* _RECORDS PROVIDED_
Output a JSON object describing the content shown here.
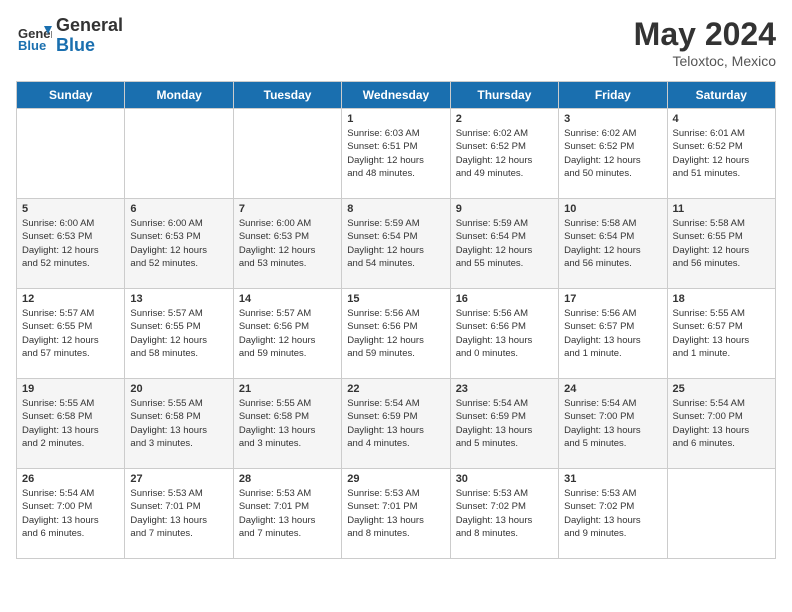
{
  "header": {
    "logo_line1": "General",
    "logo_line2": "Blue",
    "month_year": "May 2024",
    "location": "Teloxtoc, Mexico"
  },
  "days_of_week": [
    "Sunday",
    "Monday",
    "Tuesday",
    "Wednesday",
    "Thursday",
    "Friday",
    "Saturday"
  ],
  "weeks": [
    [
      {
        "day": "",
        "detail": ""
      },
      {
        "day": "",
        "detail": ""
      },
      {
        "day": "",
        "detail": ""
      },
      {
        "day": "1",
        "detail": "Sunrise: 6:03 AM\nSunset: 6:51 PM\nDaylight: 12 hours\nand 48 minutes."
      },
      {
        "day": "2",
        "detail": "Sunrise: 6:02 AM\nSunset: 6:52 PM\nDaylight: 12 hours\nand 49 minutes."
      },
      {
        "day": "3",
        "detail": "Sunrise: 6:02 AM\nSunset: 6:52 PM\nDaylight: 12 hours\nand 50 minutes."
      },
      {
        "day": "4",
        "detail": "Sunrise: 6:01 AM\nSunset: 6:52 PM\nDaylight: 12 hours\nand 51 minutes."
      }
    ],
    [
      {
        "day": "5",
        "detail": "Sunrise: 6:00 AM\nSunset: 6:53 PM\nDaylight: 12 hours\nand 52 minutes."
      },
      {
        "day": "6",
        "detail": "Sunrise: 6:00 AM\nSunset: 6:53 PM\nDaylight: 12 hours\nand 52 minutes."
      },
      {
        "day": "7",
        "detail": "Sunrise: 6:00 AM\nSunset: 6:53 PM\nDaylight: 12 hours\nand 53 minutes."
      },
      {
        "day": "8",
        "detail": "Sunrise: 5:59 AM\nSunset: 6:54 PM\nDaylight: 12 hours\nand 54 minutes."
      },
      {
        "day": "9",
        "detail": "Sunrise: 5:59 AM\nSunset: 6:54 PM\nDaylight: 12 hours\nand 55 minutes."
      },
      {
        "day": "10",
        "detail": "Sunrise: 5:58 AM\nSunset: 6:54 PM\nDaylight: 12 hours\nand 56 minutes."
      },
      {
        "day": "11",
        "detail": "Sunrise: 5:58 AM\nSunset: 6:55 PM\nDaylight: 12 hours\nand 56 minutes."
      }
    ],
    [
      {
        "day": "12",
        "detail": "Sunrise: 5:57 AM\nSunset: 6:55 PM\nDaylight: 12 hours\nand 57 minutes."
      },
      {
        "day": "13",
        "detail": "Sunrise: 5:57 AM\nSunset: 6:55 PM\nDaylight: 12 hours\nand 58 minutes."
      },
      {
        "day": "14",
        "detail": "Sunrise: 5:57 AM\nSunset: 6:56 PM\nDaylight: 12 hours\nand 59 minutes."
      },
      {
        "day": "15",
        "detail": "Sunrise: 5:56 AM\nSunset: 6:56 PM\nDaylight: 12 hours\nand 59 minutes."
      },
      {
        "day": "16",
        "detail": "Sunrise: 5:56 AM\nSunset: 6:56 PM\nDaylight: 13 hours\nand 0 minutes."
      },
      {
        "day": "17",
        "detail": "Sunrise: 5:56 AM\nSunset: 6:57 PM\nDaylight: 13 hours\nand 1 minute."
      },
      {
        "day": "18",
        "detail": "Sunrise: 5:55 AM\nSunset: 6:57 PM\nDaylight: 13 hours\nand 1 minute."
      }
    ],
    [
      {
        "day": "19",
        "detail": "Sunrise: 5:55 AM\nSunset: 6:58 PM\nDaylight: 13 hours\nand 2 minutes."
      },
      {
        "day": "20",
        "detail": "Sunrise: 5:55 AM\nSunset: 6:58 PM\nDaylight: 13 hours\nand 3 minutes."
      },
      {
        "day": "21",
        "detail": "Sunrise: 5:55 AM\nSunset: 6:58 PM\nDaylight: 13 hours\nand 3 minutes."
      },
      {
        "day": "22",
        "detail": "Sunrise: 5:54 AM\nSunset: 6:59 PM\nDaylight: 13 hours\nand 4 minutes."
      },
      {
        "day": "23",
        "detail": "Sunrise: 5:54 AM\nSunset: 6:59 PM\nDaylight: 13 hours\nand 5 minutes."
      },
      {
        "day": "24",
        "detail": "Sunrise: 5:54 AM\nSunset: 7:00 PM\nDaylight: 13 hours\nand 5 minutes."
      },
      {
        "day": "25",
        "detail": "Sunrise: 5:54 AM\nSunset: 7:00 PM\nDaylight: 13 hours\nand 6 minutes."
      }
    ],
    [
      {
        "day": "26",
        "detail": "Sunrise: 5:54 AM\nSunset: 7:00 PM\nDaylight: 13 hours\nand 6 minutes."
      },
      {
        "day": "27",
        "detail": "Sunrise: 5:53 AM\nSunset: 7:01 PM\nDaylight: 13 hours\nand 7 minutes."
      },
      {
        "day": "28",
        "detail": "Sunrise: 5:53 AM\nSunset: 7:01 PM\nDaylight: 13 hours\nand 7 minutes."
      },
      {
        "day": "29",
        "detail": "Sunrise: 5:53 AM\nSunset: 7:01 PM\nDaylight: 13 hours\nand 8 minutes."
      },
      {
        "day": "30",
        "detail": "Sunrise: 5:53 AM\nSunset: 7:02 PM\nDaylight: 13 hours\nand 8 minutes."
      },
      {
        "day": "31",
        "detail": "Sunrise: 5:53 AM\nSunset: 7:02 PM\nDaylight: 13 hours\nand 9 minutes."
      },
      {
        "day": "",
        "detail": ""
      }
    ]
  ]
}
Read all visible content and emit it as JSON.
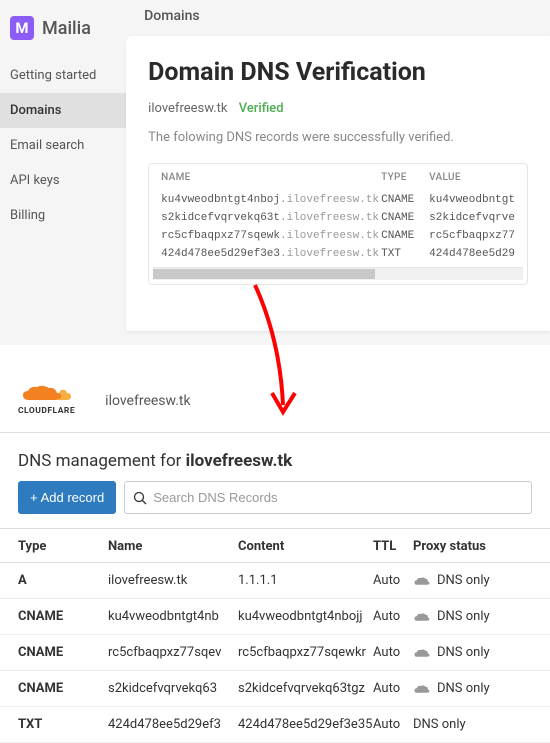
{
  "mailia": {
    "logo_text": "Mailia",
    "header": "Domains",
    "sidebar": [
      {
        "label": "Getting started",
        "active": false
      },
      {
        "label": "Domains",
        "active": true
      },
      {
        "label": "Email search",
        "active": false
      },
      {
        "label": "API keys",
        "active": false
      },
      {
        "label": "Billing",
        "active": false
      }
    ],
    "card": {
      "title": "Domain DNS Verification",
      "domain": "ilovefreesw.tk",
      "status": "Verified",
      "message": "The folowing DNS records were successfully verified.",
      "columns": {
        "name": "NAME",
        "type": "TYPE",
        "value": "VALUE"
      },
      "records": [
        {
          "sub": "ku4vweodbntgt4nboj",
          "dom": ".ilovefreesw.tk",
          "type": "CNAME",
          "value": "ku4vweodbntgt"
        },
        {
          "sub": "s2kidcefvqrvekq63t",
          "dom": ".ilovefreesw.tk",
          "type": "CNAME",
          "value": "s2kidcefvqrve"
        },
        {
          "sub": "rc5cfbaqpxz77sqewk",
          "dom": ".ilovefreesw.tk",
          "type": "CNAME",
          "value": "rc5cfbaqpxz77"
        },
        {
          "sub": "424d478ee5d29ef3e3",
          "dom": ".ilovefreesw.tk",
          "type": "TXT",
          "value": "424d478ee5d29"
        }
      ]
    }
  },
  "cloudflare": {
    "logo_text": "CLOUDFLARE",
    "domain": "ilovefreesw.tk",
    "title_prefix": "DNS management for ",
    "title_domain": "ilovefreesw.tk",
    "add_button": "Add record",
    "search_placeholder": "Search DNS Records",
    "columns": {
      "type": "Type",
      "name": "Name",
      "content": "Content",
      "ttl": "TTL",
      "proxy": "Proxy status"
    },
    "records": [
      {
        "type": "A",
        "name": "ilovefreesw.tk",
        "content": "1.1.1.1",
        "ttl": "Auto",
        "proxy": "DNS only",
        "cloud": true
      },
      {
        "type": "CNAME",
        "name": "ku4vweodbntgt4nb",
        "content": "ku4vweodbntgt4nbojj",
        "ttl": "Auto",
        "proxy": "DNS only",
        "cloud": true
      },
      {
        "type": "CNAME",
        "name": "rc5cfbaqpxz77sqev",
        "content": "rc5cfbaqpxz77sqewkr",
        "ttl": "Auto",
        "proxy": "DNS only",
        "cloud": true
      },
      {
        "type": "CNAME",
        "name": "s2kidcefvqrvekq63",
        "content": "s2kidcefvqrvekq63tgz",
        "ttl": "Auto",
        "proxy": "DNS only",
        "cloud": true
      },
      {
        "type": "TXT",
        "name": "424d478ee5d29ef3",
        "content": "424d478ee5d29ef3e35",
        "ttl": "Auto",
        "proxy": "DNS only",
        "cloud": false
      }
    ]
  }
}
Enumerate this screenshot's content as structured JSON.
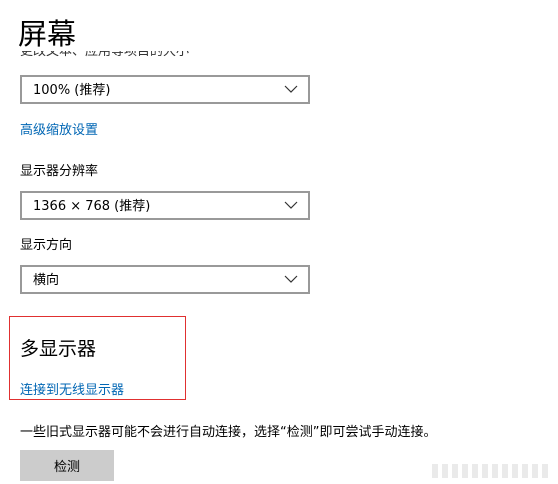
{
  "header": {
    "title": "屏幕"
  },
  "scale": {
    "clipped_label": "更改文本、应用等项目的大小",
    "selected": "100% (推荐)",
    "advanced_link": "高级缩放设置"
  },
  "resolution": {
    "label": "显示器分辨率",
    "selected": "1366 × 768 (推荐)"
  },
  "orientation": {
    "label": "显示方向",
    "selected": "横向"
  },
  "multi_display": {
    "title": "多显示器",
    "wireless_link": "连接到无线显示器",
    "note": "一些旧式显示器可能不会进行自动连接，选择“检测”即可尝试手动连接。",
    "detect_button": "检测"
  },
  "colors": {
    "link": "#0066b4",
    "highlight_border": "#e03030",
    "button_bg": "#cccccc",
    "dropdown_border": "#999999"
  },
  "icons": {
    "dropdown": "chevron-down-icon"
  }
}
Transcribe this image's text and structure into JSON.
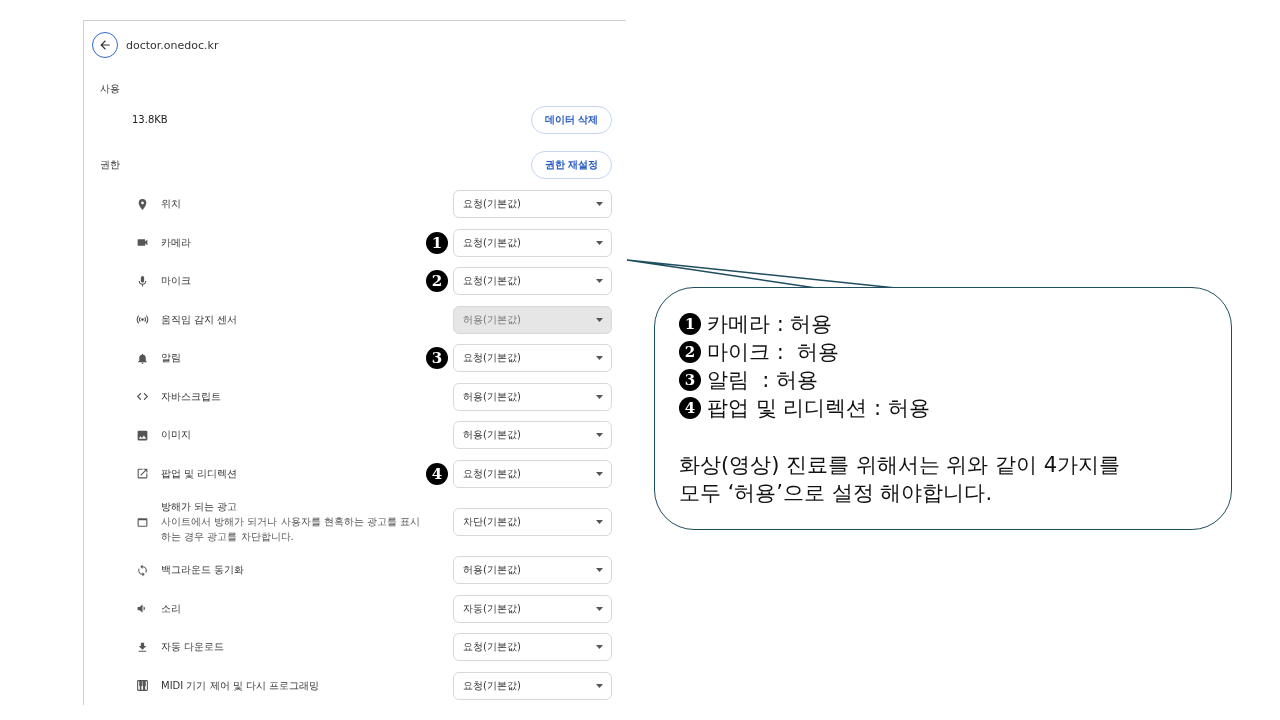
{
  "site": {
    "title": "doctor.onedoc.kr"
  },
  "usage": {
    "heading": "사용",
    "size": "13.8KB",
    "button": "데이터 삭제"
  },
  "permissions": {
    "heading": "권한",
    "button": "권한 재설정",
    "rows": [
      {
        "label": "위치",
        "value": "요청(기본값)",
        "disabled": false
      },
      {
        "label": "카메라",
        "value": "요청(기본값)",
        "disabled": false,
        "marker": "1"
      },
      {
        "label": "마이크",
        "value": "요청(기본값)",
        "disabled": false,
        "marker": "2"
      },
      {
        "label": "움직임 감지 센서",
        "value": "허용(기본값)",
        "disabled": true
      },
      {
        "label": "알림",
        "value": "요청(기본값)",
        "disabled": false,
        "marker": "3"
      },
      {
        "label": "자바스크립트",
        "value": "허용(기본값)",
        "disabled": false
      },
      {
        "label": "이미지",
        "value": "허용(기본값)",
        "disabled": false
      },
      {
        "label": "팝업 및 리디렉션",
        "value": "요청(기본값)",
        "disabled": false,
        "marker": "4"
      },
      {
        "label": "방해가 되는 광고",
        "description": "사이트에서 방해가 되거나 사용자를 현혹하는 광고를 표시하는 경우 광고를 차단합니다.",
        "value": "차단(기본값)",
        "disabled": false
      },
      {
        "label": "백그라운드 동기화",
        "value": "허용(기본값)",
        "disabled": false
      },
      {
        "label": "소리",
        "value": "자동(기본값)",
        "disabled": false
      },
      {
        "label": "자동 다운로드",
        "value": "요청(기본값)",
        "disabled": false
      },
      {
        "label": "MIDI 기기 제어 및 다시 프로그래밍",
        "value": "요청(기본값)",
        "disabled": false
      }
    ]
  },
  "callout": {
    "items": [
      {
        "marker": "1",
        "text": "카메라 : 허용"
      },
      {
        "marker": "2",
        "text": "마이크 :  허용"
      },
      {
        "marker": "3",
        "text": "알림  : 허용"
      },
      {
        "marker": "4",
        "text": "팝업 및 리디렉션 : 허용"
      }
    ],
    "note": "화상(영상) 진료를 위해서는 위와 같이 4가지를 모두 ‘허용’으로 설정 해야합니다."
  }
}
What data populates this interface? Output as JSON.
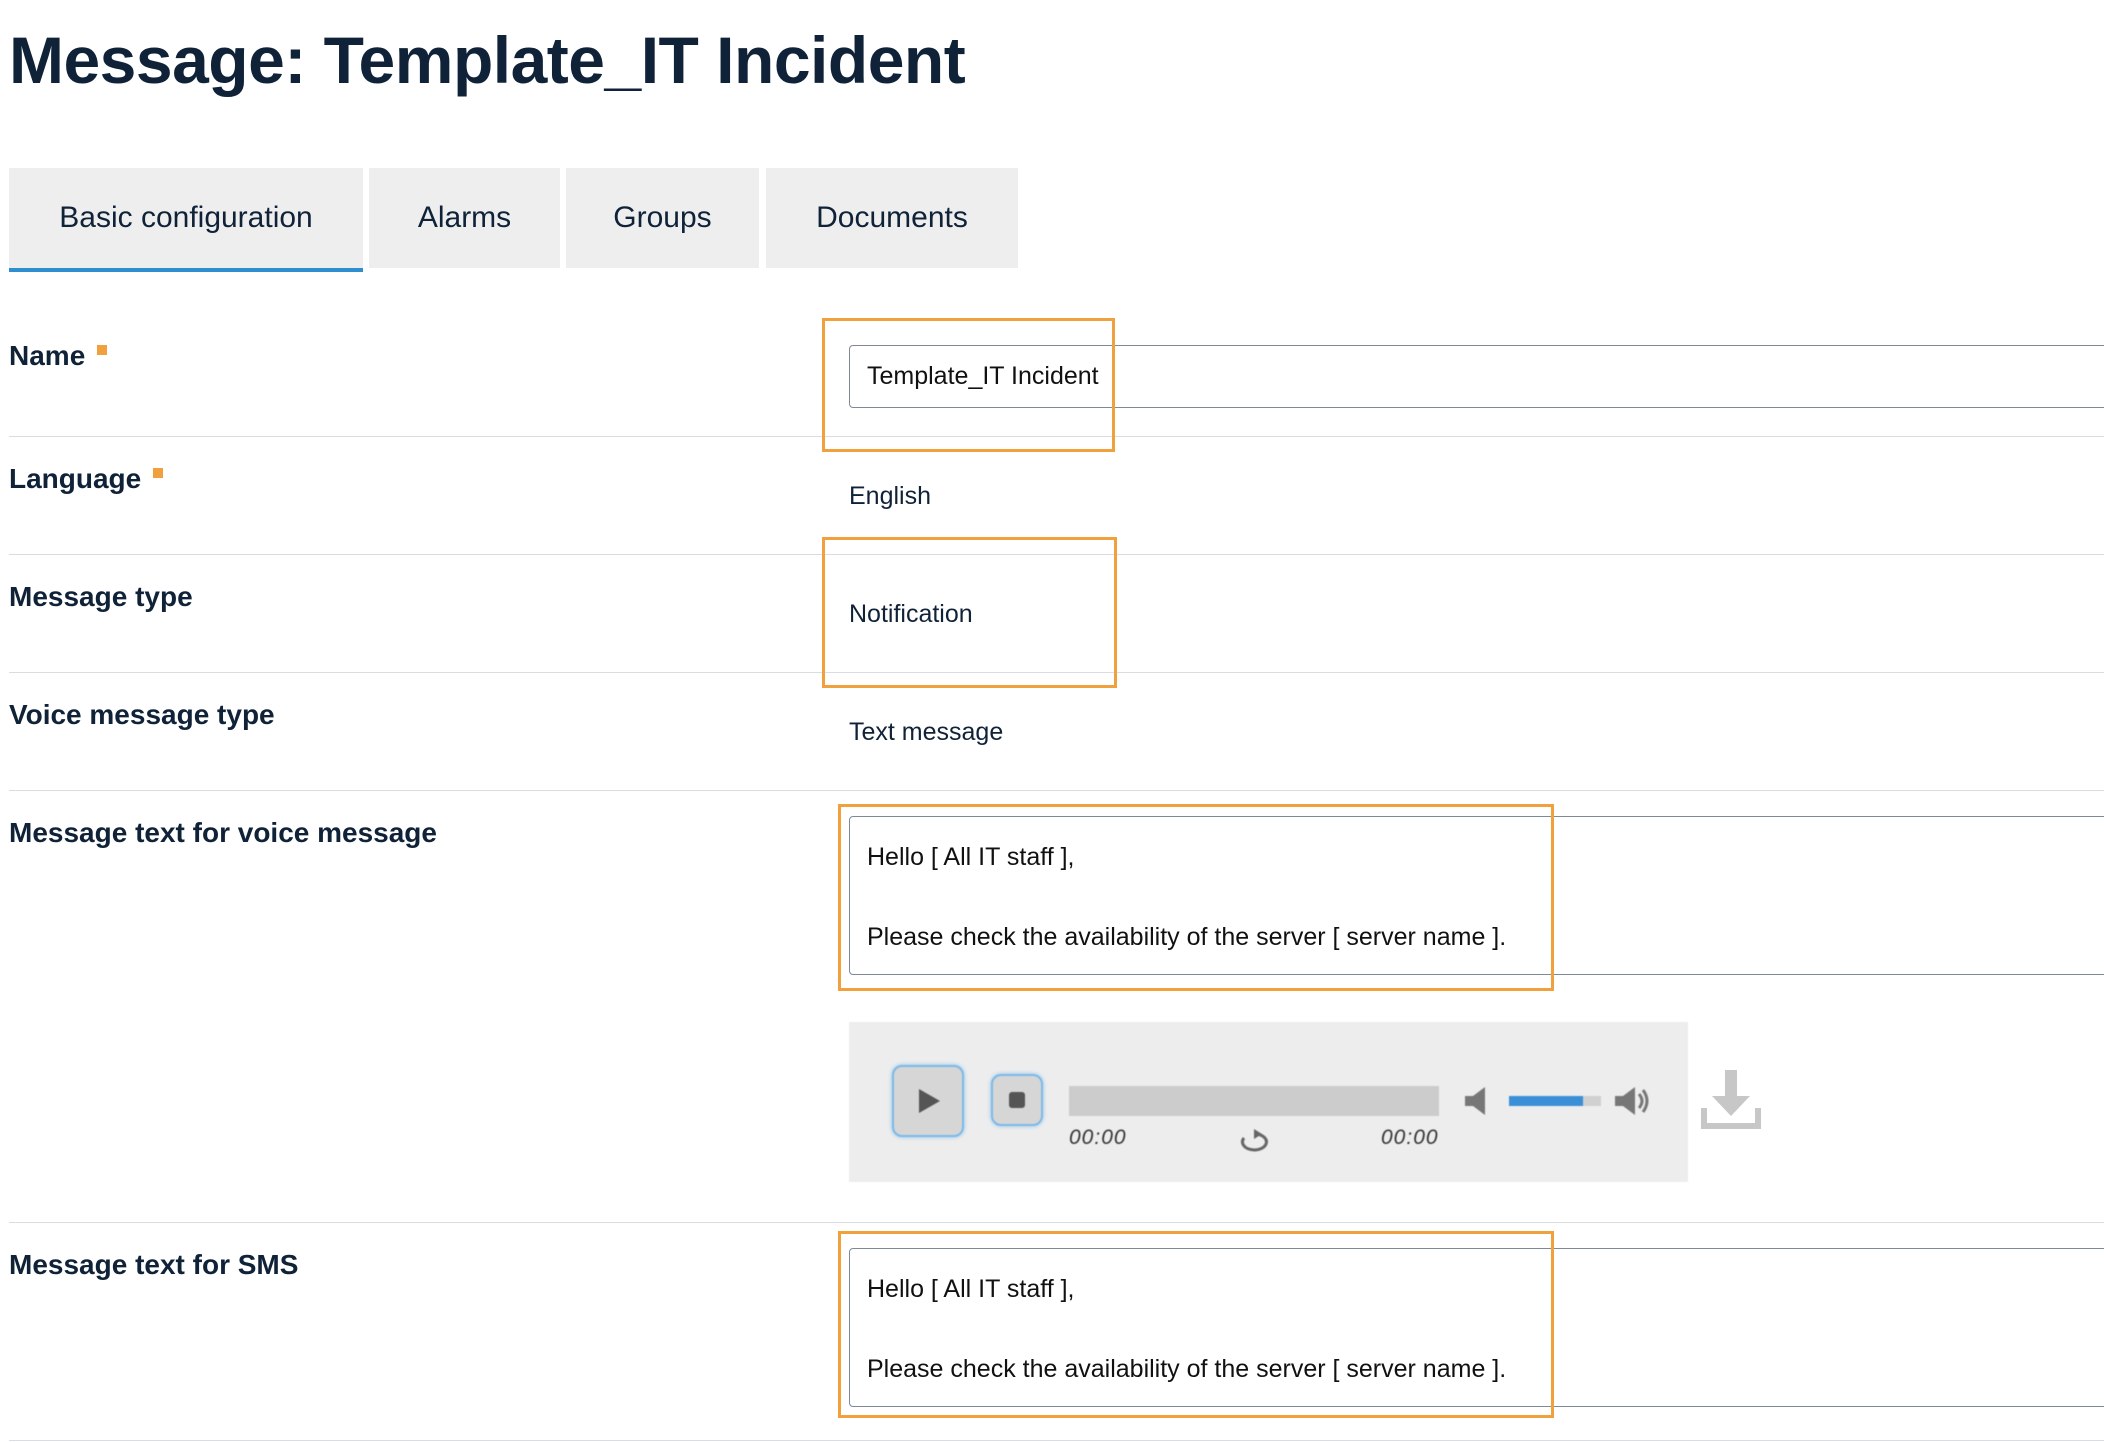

* _TASK DETAILS_
Look through the listing above. Pick out each line with "selected" and copy it.

* _RESPONSE TO THIS EXERCISE_
    "selected": "100% (推荐)",
    "selected": "1366 × 768 (推荐)"
    "selected": "横向"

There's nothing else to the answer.